─── Data to process ───

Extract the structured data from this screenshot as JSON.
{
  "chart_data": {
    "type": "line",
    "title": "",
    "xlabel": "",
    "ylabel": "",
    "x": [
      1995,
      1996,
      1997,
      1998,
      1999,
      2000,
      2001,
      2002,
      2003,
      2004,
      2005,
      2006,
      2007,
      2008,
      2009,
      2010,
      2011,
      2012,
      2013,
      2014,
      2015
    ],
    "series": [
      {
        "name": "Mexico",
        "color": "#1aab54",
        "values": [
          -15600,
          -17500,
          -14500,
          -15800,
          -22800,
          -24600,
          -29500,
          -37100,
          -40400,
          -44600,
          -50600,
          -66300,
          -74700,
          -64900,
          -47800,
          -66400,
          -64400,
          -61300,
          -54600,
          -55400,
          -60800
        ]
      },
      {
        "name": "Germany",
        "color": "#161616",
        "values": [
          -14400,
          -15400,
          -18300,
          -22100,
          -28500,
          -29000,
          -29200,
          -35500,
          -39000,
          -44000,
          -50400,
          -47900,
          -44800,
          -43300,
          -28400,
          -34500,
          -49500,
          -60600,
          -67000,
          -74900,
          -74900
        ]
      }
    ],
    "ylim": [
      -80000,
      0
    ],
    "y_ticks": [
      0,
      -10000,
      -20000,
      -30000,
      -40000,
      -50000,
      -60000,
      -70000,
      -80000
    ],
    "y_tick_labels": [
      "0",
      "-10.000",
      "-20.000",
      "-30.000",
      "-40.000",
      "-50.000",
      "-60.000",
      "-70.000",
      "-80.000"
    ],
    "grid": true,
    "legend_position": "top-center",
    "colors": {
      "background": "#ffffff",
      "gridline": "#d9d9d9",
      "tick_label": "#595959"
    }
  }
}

───
─── Data to process ───

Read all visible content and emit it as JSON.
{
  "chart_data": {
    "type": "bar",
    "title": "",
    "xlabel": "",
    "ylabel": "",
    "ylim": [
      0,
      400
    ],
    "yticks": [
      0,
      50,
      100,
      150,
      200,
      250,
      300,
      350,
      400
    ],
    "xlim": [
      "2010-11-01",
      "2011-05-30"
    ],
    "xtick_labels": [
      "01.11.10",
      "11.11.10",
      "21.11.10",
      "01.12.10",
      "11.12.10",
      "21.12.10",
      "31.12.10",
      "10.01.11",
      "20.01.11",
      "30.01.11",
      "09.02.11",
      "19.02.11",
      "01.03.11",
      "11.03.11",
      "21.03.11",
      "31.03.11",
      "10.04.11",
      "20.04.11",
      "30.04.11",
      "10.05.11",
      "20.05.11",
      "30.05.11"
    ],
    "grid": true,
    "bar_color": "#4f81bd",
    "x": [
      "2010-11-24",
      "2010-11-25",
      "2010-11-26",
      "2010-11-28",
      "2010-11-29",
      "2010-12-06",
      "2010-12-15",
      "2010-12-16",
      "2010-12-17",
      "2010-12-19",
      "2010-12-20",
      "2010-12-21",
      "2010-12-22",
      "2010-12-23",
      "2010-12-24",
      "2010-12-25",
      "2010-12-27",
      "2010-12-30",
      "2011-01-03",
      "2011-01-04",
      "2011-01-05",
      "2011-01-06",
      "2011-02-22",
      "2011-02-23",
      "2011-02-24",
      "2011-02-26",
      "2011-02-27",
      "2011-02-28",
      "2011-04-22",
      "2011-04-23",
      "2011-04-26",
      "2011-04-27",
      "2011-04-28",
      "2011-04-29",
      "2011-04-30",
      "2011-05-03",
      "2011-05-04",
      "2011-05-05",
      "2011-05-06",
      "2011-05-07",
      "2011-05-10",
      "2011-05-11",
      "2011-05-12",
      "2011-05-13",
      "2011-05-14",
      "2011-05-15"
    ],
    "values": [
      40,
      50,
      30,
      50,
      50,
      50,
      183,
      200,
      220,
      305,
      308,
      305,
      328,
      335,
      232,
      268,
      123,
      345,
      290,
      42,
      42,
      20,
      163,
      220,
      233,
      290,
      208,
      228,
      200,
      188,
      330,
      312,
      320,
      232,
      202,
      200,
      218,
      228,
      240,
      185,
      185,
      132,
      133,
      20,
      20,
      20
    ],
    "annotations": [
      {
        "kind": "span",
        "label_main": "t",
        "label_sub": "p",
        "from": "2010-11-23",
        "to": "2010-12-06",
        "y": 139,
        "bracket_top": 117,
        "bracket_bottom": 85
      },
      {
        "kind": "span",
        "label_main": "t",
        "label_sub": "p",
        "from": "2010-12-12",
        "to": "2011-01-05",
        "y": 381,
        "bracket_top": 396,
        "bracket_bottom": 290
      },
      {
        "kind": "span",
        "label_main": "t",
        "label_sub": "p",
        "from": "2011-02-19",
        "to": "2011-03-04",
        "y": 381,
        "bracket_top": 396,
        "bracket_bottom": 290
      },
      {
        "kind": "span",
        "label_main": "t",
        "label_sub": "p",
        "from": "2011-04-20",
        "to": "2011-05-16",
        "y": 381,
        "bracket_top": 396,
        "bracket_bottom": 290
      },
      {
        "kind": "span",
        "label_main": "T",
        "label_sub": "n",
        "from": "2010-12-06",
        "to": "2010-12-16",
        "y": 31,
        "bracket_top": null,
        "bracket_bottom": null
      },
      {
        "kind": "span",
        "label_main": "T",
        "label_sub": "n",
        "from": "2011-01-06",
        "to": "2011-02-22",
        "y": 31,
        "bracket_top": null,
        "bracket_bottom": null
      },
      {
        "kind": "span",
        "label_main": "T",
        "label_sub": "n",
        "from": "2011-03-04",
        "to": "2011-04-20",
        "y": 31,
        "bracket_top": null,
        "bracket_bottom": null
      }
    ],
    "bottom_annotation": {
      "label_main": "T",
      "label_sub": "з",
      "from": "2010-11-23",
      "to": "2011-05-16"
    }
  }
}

───
─── Data to process ───

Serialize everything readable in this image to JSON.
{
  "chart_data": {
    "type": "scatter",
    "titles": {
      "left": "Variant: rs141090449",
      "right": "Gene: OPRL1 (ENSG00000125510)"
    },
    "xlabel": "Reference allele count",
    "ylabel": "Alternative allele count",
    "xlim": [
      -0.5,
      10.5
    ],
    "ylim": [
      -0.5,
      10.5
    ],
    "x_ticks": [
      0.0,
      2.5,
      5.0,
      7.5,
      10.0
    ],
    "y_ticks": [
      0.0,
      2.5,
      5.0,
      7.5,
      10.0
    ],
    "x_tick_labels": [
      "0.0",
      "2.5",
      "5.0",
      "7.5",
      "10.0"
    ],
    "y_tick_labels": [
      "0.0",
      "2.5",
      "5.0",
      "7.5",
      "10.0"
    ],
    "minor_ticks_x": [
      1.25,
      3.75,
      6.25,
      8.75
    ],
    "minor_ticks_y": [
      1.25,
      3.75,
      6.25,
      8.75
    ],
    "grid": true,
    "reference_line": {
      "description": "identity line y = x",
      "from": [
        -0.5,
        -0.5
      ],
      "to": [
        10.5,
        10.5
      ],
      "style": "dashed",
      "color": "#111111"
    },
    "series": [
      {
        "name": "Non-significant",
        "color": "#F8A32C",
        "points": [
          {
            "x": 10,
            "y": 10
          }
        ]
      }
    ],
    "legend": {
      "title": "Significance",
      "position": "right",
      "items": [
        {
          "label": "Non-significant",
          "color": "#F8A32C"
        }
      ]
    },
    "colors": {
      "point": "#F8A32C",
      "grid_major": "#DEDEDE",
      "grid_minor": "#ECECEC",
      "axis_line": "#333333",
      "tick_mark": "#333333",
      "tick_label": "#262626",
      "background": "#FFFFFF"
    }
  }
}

───

## Task objective
Go through the entries above and copy every line containing "significant".

## Solved exercise
        "name": "Non-significant",
          "label": "Non-significant",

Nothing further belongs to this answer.